Records supplied.

________

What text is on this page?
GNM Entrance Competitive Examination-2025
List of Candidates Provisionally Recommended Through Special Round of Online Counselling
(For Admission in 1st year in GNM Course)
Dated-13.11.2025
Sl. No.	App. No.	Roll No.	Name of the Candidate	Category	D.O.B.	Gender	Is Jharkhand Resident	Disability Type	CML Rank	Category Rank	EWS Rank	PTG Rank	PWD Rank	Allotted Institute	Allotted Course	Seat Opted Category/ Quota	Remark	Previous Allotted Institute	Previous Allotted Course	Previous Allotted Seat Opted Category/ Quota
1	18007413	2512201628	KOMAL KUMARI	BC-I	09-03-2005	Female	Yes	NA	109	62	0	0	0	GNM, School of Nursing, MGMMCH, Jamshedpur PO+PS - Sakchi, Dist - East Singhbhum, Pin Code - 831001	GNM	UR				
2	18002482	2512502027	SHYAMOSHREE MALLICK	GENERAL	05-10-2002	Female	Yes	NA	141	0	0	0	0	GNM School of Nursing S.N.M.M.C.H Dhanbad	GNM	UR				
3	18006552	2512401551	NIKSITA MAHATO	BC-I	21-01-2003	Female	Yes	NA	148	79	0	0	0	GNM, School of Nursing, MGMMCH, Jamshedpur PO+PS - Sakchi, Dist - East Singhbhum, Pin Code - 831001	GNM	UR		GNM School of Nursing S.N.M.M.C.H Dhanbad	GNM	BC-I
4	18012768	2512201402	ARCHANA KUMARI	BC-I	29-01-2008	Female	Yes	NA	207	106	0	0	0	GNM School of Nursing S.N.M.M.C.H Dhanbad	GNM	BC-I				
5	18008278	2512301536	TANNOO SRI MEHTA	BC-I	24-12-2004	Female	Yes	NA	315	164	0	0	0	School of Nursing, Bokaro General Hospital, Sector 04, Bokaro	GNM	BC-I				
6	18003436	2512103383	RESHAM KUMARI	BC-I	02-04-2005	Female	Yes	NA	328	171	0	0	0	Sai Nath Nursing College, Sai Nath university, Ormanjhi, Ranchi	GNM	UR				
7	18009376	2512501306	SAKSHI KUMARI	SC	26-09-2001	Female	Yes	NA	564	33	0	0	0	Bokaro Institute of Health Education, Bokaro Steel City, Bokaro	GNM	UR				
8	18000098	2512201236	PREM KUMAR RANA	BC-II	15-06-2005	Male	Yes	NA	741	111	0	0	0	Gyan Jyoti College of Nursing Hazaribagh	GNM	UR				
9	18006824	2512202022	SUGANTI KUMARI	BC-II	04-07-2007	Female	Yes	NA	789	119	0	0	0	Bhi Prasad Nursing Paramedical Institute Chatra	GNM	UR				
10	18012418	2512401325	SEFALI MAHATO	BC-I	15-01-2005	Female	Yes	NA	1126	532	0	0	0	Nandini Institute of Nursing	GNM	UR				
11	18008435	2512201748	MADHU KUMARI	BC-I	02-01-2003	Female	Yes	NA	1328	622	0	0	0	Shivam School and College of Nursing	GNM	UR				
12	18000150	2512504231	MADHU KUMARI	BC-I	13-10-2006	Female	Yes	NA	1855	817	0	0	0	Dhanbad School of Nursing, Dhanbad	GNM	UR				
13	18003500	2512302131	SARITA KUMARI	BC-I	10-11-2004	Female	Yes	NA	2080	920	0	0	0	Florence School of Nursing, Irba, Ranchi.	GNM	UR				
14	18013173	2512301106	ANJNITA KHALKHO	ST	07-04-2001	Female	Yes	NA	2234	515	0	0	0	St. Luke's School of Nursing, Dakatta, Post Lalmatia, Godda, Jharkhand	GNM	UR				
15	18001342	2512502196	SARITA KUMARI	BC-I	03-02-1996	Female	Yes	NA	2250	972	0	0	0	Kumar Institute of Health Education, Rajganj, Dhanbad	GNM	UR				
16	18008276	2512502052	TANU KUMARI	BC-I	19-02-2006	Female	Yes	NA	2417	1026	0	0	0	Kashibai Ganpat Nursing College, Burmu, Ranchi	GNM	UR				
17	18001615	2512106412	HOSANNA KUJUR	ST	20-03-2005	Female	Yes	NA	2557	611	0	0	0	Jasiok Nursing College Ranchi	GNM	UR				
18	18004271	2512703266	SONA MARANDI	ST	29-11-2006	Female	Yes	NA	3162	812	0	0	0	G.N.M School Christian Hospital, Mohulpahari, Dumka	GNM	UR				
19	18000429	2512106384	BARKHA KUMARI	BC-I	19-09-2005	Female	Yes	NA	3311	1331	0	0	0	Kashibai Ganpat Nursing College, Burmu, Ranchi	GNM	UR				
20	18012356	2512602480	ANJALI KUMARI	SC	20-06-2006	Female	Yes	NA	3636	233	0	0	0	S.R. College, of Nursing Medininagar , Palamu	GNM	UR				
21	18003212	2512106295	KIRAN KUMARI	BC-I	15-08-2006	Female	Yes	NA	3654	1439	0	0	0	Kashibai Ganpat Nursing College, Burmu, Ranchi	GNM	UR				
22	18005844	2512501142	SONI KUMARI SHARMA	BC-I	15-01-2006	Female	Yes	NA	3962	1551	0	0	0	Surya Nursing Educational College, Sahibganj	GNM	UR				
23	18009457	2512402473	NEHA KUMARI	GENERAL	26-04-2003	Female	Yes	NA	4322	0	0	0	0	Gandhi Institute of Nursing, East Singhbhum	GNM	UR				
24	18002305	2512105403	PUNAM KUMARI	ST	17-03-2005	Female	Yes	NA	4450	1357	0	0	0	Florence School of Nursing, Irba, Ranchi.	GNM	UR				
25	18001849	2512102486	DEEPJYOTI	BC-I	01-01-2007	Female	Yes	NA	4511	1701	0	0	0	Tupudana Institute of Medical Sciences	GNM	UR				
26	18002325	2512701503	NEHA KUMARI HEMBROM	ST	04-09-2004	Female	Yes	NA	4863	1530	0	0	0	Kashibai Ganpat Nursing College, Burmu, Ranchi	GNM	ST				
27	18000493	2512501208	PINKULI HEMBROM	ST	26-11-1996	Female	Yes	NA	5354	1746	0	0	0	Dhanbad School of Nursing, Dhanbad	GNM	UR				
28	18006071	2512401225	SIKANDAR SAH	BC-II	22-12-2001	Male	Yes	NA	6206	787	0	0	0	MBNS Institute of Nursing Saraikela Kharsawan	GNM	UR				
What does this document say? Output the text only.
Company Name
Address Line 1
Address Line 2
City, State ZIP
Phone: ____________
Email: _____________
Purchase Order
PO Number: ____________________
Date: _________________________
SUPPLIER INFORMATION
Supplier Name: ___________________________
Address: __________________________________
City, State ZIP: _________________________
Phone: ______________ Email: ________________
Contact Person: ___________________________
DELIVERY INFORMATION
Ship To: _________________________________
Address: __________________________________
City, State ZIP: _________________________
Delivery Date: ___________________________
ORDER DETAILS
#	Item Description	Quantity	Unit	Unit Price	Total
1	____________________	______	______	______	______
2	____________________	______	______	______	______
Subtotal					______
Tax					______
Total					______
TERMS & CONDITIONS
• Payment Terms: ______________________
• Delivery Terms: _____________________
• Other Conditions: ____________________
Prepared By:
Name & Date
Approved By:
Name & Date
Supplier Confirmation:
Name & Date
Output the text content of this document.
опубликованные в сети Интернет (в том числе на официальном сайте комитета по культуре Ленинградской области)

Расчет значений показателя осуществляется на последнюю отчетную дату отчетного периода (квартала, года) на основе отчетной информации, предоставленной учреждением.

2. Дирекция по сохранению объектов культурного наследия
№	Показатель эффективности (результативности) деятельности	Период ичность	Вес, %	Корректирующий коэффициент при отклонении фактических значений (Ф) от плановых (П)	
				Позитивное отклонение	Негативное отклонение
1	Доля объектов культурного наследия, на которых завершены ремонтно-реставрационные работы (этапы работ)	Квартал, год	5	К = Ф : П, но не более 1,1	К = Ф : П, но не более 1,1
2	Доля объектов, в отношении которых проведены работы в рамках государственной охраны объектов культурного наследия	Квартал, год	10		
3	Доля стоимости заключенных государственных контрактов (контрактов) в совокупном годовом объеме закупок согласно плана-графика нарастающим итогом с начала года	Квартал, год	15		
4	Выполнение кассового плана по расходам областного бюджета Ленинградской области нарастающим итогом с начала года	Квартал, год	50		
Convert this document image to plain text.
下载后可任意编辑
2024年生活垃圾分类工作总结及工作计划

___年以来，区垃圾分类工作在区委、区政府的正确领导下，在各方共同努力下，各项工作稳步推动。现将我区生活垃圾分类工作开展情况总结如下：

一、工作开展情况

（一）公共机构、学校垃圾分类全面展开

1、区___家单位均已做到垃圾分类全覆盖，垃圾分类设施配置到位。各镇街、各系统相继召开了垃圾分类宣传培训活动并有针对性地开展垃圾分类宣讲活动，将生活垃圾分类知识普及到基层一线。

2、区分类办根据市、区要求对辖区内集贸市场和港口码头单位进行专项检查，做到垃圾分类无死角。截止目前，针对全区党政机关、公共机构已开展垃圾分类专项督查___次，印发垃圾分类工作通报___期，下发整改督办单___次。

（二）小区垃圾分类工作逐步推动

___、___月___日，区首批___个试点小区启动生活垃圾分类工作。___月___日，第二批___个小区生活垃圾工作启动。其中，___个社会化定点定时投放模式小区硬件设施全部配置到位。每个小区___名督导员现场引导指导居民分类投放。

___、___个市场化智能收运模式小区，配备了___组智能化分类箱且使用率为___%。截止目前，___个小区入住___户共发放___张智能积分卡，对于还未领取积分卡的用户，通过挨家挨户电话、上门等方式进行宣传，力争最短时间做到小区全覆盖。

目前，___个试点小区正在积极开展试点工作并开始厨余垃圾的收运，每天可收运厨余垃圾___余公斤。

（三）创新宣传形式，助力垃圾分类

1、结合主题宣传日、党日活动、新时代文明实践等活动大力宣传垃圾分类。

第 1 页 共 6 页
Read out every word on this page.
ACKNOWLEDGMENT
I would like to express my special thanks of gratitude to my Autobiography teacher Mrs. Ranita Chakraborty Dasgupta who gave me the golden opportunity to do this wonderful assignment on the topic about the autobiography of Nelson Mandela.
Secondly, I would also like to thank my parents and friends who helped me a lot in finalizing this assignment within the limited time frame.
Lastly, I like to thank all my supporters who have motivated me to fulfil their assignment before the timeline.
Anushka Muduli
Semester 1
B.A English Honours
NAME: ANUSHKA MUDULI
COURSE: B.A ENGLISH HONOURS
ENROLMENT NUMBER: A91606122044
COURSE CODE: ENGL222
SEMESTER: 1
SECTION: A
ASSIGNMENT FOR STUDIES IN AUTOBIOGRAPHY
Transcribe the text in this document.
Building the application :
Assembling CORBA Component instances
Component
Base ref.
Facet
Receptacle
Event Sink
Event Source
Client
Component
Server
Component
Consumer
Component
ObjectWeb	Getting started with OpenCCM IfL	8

________

Problem.
From the entries above, copy each line holding "MADHU".

Answer to the problem.
11	18008435	2512201748	MADHU KUMARI	BC-I	02-01-2003	Female	Yes	NA	1328	622	0	0	0	Shivam School and College of Nursing	GNM	UR				
12	18000150	2512504231	MADHU KUMARI	BC-I	13-10-2006	Female	Yes	NA	1855	817	0	0	0	Dhanbad School of Nursing, Dhanbad	GNM	UR				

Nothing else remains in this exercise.